* begin Source records *

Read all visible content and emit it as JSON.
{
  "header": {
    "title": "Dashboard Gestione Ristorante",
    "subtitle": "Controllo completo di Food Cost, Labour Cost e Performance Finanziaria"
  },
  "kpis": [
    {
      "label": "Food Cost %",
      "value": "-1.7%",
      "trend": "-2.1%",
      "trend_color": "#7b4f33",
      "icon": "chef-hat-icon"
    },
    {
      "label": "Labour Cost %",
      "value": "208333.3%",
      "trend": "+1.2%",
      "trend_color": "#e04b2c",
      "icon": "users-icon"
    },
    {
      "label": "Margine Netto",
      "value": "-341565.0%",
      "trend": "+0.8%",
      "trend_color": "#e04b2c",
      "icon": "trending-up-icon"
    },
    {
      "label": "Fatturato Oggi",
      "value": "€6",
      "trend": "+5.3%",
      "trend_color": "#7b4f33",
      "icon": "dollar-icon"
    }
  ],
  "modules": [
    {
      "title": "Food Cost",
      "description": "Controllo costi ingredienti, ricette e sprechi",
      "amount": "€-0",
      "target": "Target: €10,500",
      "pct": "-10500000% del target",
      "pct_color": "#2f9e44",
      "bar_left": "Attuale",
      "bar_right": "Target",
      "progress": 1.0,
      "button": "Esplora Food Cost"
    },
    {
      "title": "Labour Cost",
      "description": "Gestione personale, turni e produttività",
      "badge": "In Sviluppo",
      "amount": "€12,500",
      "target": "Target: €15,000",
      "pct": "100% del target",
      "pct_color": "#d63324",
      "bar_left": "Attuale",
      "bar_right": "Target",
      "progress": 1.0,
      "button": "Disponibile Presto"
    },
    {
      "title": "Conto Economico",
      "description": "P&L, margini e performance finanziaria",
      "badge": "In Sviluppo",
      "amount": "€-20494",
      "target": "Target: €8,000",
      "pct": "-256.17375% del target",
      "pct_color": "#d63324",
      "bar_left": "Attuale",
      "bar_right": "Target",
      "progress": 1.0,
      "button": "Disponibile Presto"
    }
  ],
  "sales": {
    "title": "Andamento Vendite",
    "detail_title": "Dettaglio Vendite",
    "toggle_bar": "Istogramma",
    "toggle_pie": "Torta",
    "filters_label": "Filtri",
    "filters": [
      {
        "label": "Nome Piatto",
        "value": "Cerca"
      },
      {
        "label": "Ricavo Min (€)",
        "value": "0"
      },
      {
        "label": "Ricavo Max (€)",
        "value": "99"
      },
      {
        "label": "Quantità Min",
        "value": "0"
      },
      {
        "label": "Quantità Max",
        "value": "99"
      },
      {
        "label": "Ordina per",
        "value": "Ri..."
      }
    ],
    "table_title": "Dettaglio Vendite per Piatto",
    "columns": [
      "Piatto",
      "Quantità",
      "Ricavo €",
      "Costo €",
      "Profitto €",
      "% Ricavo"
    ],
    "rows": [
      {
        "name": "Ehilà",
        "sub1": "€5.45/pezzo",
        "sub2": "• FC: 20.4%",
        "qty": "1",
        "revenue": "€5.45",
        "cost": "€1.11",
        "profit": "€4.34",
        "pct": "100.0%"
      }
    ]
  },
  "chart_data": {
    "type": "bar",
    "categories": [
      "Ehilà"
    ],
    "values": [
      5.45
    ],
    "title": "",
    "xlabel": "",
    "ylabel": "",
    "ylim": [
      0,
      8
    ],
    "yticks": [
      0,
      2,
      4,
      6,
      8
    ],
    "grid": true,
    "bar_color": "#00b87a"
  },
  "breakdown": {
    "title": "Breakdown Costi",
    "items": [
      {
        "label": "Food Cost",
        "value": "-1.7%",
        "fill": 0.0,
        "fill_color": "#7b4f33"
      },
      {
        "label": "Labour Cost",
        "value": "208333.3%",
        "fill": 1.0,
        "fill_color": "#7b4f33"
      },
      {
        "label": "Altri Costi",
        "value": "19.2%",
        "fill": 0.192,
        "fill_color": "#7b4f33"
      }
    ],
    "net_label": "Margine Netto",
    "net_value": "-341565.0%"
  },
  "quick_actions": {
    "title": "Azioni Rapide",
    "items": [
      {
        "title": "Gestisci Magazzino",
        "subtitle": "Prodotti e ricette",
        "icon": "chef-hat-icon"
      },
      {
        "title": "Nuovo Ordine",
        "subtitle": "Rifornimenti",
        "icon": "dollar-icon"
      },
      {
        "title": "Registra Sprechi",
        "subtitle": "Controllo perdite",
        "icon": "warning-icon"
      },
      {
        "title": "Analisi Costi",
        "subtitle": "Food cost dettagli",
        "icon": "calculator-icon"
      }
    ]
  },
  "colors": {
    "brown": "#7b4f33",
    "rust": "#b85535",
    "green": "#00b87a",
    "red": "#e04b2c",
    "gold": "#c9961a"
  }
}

* end Source records *
* begin Source records *

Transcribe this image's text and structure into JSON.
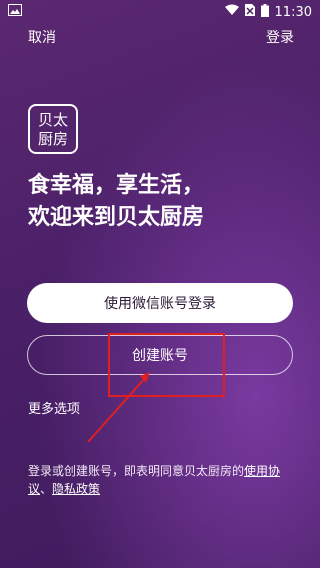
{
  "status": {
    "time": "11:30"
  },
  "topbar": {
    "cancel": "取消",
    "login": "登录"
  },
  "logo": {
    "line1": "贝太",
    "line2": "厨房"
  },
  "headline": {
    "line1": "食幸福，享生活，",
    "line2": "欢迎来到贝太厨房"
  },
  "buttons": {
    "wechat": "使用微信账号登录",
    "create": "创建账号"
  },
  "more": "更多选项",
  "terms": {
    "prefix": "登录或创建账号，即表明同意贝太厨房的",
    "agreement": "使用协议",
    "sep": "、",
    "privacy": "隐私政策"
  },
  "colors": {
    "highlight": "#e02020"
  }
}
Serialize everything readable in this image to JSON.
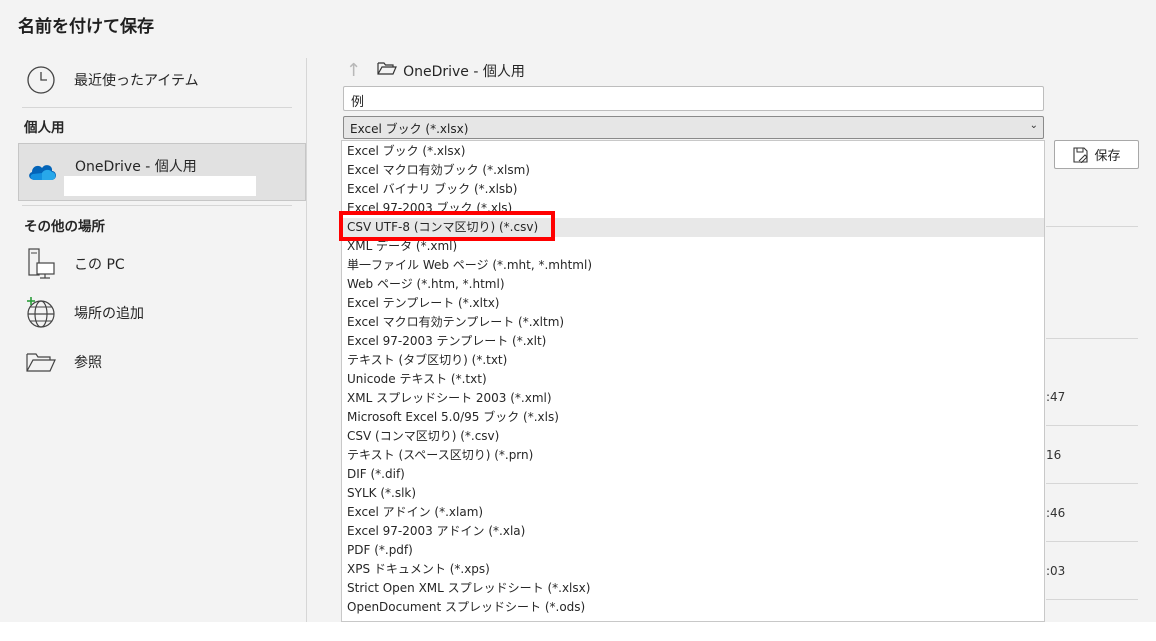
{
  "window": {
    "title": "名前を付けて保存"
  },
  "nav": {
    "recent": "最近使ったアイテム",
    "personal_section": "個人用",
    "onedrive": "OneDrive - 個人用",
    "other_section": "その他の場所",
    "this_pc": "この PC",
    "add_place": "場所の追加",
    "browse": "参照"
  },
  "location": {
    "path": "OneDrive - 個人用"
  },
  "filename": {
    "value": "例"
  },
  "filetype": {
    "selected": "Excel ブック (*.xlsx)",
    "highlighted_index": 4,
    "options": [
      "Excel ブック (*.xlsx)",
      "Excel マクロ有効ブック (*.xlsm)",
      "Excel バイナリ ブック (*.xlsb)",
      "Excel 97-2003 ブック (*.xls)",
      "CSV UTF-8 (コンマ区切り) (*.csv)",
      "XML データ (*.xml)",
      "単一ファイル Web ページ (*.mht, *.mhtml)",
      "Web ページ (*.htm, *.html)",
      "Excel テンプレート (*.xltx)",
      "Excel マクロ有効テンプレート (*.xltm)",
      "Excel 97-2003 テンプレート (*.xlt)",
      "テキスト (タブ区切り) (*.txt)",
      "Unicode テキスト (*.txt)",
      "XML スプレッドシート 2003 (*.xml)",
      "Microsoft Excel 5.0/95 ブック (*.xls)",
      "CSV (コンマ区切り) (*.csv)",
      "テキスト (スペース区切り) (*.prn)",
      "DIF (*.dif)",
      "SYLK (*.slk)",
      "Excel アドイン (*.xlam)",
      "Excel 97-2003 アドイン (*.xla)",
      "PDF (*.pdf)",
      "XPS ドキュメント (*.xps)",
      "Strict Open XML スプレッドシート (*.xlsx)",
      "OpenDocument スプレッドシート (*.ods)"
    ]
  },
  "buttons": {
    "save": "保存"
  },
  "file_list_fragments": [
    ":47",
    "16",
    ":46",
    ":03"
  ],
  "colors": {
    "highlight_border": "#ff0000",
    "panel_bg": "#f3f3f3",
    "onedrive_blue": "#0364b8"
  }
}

* end Source records *

* _Exercise prompt_
Your task is to pick out every line with the string "Dettaglio" and copy it.

* _Correct answer_
    "detail_title": "Dettaglio Vendite",
    "table_title": "Dettaglio Vendite per Piatto",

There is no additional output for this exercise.